--- Material ---
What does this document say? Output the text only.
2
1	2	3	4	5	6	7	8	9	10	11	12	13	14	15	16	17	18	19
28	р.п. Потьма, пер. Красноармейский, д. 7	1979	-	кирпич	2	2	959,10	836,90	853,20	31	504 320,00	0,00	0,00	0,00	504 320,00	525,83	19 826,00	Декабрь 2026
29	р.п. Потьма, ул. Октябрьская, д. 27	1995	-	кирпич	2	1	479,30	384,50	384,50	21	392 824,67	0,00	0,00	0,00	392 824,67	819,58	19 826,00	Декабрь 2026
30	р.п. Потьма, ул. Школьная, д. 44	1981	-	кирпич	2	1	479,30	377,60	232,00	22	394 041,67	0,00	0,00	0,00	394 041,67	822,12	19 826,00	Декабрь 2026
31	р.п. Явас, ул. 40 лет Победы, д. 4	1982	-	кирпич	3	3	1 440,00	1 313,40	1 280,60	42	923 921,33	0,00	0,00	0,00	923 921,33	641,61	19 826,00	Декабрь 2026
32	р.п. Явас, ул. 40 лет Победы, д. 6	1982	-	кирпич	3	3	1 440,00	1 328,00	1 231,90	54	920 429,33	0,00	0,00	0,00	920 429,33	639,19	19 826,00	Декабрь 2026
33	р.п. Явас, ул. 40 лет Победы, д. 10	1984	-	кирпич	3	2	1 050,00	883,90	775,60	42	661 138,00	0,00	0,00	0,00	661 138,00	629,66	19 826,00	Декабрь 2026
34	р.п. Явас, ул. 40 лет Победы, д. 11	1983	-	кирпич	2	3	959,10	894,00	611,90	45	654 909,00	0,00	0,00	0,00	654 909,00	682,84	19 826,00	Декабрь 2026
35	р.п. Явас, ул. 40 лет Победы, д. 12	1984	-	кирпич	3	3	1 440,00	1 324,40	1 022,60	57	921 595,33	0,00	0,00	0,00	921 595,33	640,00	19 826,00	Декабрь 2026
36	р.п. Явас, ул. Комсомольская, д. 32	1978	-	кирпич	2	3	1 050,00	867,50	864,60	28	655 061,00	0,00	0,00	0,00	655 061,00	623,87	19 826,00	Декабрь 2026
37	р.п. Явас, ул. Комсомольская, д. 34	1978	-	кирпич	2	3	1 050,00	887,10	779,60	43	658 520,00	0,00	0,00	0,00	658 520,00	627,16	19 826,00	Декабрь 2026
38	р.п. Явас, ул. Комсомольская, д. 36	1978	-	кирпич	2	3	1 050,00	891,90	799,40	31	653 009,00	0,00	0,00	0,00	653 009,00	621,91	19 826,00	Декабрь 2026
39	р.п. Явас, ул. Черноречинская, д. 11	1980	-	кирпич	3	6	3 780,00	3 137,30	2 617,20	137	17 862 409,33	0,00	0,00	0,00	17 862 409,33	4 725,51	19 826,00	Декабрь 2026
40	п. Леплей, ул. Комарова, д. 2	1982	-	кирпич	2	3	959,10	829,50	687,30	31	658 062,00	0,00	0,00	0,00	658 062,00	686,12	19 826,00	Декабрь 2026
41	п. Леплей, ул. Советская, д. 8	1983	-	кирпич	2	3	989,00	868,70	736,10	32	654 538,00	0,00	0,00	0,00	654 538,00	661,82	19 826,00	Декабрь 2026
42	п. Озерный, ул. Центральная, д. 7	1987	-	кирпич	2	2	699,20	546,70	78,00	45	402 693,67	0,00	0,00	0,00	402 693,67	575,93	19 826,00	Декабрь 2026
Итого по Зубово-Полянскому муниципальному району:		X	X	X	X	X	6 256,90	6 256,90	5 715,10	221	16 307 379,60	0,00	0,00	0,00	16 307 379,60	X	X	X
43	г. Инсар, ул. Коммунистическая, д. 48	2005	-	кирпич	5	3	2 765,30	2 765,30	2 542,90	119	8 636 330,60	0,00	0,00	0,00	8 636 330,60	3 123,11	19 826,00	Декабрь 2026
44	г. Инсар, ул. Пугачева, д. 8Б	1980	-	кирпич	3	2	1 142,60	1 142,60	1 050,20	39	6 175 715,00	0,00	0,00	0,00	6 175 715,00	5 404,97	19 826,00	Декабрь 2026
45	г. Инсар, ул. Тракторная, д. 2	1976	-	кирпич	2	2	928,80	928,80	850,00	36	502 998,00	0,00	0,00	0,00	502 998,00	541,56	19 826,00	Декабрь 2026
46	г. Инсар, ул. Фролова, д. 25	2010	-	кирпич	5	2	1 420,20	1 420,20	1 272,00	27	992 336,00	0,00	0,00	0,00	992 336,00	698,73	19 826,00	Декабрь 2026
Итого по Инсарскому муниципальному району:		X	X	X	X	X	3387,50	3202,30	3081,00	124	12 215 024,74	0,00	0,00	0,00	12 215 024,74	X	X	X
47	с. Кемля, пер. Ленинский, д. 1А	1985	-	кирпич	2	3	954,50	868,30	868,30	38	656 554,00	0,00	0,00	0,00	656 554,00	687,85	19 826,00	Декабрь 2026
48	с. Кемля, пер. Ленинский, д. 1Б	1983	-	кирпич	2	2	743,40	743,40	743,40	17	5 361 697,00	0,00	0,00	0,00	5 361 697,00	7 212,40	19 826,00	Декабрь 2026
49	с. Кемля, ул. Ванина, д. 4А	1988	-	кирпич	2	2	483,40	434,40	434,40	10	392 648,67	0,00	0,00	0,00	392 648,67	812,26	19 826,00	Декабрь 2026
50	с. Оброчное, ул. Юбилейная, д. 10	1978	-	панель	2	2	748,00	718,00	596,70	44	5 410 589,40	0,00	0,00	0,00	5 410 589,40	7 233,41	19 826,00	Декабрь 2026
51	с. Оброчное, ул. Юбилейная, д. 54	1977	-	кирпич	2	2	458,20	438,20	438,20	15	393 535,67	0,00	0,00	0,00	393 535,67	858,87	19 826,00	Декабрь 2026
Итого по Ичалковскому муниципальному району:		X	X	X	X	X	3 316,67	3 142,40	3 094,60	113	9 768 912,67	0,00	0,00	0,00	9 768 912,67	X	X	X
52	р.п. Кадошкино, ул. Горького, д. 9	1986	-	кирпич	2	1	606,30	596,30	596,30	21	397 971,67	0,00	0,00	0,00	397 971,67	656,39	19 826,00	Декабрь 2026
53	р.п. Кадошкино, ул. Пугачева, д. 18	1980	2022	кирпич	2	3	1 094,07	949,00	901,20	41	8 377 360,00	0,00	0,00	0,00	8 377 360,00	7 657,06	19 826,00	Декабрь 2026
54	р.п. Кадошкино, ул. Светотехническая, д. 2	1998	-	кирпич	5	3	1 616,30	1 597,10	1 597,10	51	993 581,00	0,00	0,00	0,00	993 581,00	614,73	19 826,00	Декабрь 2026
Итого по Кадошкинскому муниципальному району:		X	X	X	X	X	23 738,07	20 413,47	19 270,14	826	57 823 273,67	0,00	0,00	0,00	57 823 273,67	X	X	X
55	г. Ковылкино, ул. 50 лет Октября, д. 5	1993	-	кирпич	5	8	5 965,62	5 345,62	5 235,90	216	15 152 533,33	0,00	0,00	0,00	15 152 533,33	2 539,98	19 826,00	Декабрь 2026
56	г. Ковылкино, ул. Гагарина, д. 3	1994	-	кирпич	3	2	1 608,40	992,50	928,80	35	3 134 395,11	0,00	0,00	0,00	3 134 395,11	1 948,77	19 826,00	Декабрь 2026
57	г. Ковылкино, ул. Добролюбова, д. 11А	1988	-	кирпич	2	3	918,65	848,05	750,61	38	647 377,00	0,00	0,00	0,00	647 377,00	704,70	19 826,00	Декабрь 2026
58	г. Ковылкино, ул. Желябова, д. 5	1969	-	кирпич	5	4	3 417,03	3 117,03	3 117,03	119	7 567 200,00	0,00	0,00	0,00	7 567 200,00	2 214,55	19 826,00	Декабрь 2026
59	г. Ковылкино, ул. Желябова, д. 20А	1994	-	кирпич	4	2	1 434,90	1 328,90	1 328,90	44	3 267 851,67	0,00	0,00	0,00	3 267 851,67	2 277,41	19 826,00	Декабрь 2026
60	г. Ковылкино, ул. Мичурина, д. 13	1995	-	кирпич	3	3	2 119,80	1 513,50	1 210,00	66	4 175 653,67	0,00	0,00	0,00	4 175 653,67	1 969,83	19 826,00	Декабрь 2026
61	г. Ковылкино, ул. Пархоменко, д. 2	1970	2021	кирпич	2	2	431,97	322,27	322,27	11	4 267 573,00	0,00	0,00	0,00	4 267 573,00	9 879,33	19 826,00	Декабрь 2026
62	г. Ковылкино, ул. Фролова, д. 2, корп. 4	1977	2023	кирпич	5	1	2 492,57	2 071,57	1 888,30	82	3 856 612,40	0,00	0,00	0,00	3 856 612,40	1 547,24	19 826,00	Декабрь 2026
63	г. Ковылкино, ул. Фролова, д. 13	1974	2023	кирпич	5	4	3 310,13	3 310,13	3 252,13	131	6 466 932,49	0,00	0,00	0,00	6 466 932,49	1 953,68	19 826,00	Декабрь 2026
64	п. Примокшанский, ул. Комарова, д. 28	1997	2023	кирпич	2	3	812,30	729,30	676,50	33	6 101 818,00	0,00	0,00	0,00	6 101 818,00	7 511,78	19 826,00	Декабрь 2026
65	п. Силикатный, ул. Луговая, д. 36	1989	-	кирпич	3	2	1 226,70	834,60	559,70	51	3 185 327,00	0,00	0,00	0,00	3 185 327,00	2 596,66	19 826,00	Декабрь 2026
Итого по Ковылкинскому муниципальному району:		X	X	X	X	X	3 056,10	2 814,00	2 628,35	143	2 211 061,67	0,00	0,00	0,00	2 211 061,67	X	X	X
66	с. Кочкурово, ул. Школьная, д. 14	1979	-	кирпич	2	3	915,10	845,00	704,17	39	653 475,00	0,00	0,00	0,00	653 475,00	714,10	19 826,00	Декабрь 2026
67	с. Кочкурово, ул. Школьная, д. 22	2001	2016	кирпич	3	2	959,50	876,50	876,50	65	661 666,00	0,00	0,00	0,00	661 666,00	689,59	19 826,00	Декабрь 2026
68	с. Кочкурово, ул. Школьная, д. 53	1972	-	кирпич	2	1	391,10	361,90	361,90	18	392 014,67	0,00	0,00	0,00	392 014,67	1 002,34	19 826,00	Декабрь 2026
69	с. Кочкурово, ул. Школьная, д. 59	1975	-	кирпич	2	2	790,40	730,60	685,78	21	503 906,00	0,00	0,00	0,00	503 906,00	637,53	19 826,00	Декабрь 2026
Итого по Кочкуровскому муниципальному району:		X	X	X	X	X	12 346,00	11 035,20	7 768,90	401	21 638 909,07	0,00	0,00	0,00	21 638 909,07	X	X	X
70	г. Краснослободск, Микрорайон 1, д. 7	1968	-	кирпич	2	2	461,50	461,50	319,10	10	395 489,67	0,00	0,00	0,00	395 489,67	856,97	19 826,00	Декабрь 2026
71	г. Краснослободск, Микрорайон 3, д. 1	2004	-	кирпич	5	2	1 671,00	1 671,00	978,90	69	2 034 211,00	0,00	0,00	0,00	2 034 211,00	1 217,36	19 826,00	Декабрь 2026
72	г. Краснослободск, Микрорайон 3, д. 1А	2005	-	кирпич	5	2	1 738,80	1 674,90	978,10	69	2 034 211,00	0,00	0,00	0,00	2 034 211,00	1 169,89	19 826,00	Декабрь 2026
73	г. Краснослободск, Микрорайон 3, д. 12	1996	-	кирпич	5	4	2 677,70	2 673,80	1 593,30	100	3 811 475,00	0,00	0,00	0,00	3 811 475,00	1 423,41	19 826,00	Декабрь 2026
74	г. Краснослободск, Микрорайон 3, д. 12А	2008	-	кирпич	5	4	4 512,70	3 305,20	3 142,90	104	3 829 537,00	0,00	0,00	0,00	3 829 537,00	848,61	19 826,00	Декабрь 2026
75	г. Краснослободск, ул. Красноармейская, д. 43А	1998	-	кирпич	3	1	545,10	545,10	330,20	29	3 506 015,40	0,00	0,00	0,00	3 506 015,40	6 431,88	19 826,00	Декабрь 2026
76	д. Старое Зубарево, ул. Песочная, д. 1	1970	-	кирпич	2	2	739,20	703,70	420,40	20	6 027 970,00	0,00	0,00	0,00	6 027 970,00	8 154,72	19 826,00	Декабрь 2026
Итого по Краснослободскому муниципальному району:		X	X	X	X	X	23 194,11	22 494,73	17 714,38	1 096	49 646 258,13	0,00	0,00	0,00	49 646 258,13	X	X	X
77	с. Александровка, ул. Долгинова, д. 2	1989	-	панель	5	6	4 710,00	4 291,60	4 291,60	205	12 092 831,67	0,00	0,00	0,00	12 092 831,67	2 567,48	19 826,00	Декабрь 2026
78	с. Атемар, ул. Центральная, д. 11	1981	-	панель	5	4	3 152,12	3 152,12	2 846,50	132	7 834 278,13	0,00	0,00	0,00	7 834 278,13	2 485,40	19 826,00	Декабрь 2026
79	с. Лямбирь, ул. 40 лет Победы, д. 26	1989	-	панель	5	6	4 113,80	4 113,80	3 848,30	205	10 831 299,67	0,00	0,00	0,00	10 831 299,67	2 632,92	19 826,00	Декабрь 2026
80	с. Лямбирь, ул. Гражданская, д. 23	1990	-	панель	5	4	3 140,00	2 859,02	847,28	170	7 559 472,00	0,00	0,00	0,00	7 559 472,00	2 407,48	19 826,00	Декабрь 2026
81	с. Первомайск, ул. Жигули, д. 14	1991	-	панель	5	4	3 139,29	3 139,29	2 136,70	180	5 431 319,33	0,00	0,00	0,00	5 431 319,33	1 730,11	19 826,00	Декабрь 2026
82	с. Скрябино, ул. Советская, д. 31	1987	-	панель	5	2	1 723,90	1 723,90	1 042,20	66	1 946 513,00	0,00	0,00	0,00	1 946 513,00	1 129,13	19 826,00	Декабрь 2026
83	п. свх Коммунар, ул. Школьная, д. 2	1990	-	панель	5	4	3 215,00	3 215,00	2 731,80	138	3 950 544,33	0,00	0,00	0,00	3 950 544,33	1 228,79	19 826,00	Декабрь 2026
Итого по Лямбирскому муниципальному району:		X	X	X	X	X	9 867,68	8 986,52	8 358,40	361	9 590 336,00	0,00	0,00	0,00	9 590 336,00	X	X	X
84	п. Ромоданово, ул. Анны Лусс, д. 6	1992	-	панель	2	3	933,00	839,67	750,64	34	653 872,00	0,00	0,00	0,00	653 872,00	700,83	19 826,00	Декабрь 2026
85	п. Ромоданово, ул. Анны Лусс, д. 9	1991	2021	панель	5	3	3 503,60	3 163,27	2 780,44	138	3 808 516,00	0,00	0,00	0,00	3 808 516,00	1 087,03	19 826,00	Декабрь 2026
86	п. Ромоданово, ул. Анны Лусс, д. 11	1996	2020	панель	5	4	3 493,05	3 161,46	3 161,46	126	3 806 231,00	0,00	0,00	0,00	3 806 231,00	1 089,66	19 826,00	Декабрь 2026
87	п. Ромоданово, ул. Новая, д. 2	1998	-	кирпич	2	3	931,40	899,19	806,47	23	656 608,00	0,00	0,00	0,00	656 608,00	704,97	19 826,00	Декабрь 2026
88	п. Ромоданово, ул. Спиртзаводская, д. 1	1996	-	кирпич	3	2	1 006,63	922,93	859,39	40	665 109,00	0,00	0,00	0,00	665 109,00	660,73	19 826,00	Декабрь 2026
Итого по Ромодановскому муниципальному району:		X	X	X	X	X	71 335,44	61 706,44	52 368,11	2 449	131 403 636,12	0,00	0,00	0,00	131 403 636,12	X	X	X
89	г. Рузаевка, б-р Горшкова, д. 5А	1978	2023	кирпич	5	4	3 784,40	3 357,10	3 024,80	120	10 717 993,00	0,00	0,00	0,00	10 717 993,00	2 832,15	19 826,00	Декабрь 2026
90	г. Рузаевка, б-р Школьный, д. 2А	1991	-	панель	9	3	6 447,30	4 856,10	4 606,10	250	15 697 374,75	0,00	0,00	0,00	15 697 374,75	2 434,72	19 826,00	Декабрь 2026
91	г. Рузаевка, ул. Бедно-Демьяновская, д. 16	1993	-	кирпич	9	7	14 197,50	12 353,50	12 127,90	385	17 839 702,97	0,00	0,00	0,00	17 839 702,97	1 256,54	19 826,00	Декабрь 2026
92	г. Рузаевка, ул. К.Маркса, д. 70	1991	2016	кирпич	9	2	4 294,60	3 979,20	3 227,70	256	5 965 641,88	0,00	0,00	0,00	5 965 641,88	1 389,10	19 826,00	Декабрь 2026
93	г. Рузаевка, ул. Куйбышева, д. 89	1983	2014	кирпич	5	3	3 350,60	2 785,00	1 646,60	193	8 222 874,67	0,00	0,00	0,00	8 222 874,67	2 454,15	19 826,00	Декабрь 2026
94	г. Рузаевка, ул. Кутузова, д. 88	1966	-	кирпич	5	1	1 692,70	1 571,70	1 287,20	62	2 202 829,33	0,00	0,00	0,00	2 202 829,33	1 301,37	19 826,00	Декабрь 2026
---
Pick out and copy the lines of the entries that hold the string "Леплей".

§ **Written answer**:
40	п. Леплей, ул. Комарова, д. 2	1982	-	кирпич	2	3	959,10	829,50	687,30	31	658 062,00	0,00	0,00	0,00	658 062,00	686,12	19 826,00	Декабрь 2026
41	п. Леплей, ул. Советская, д. 8	1983	-	кирпич	2	3	989,00	868,70	736,10	32	654 538,00	0,00	0,00	0,00	654 538,00	661,82	19 826,00	Декабрь 2026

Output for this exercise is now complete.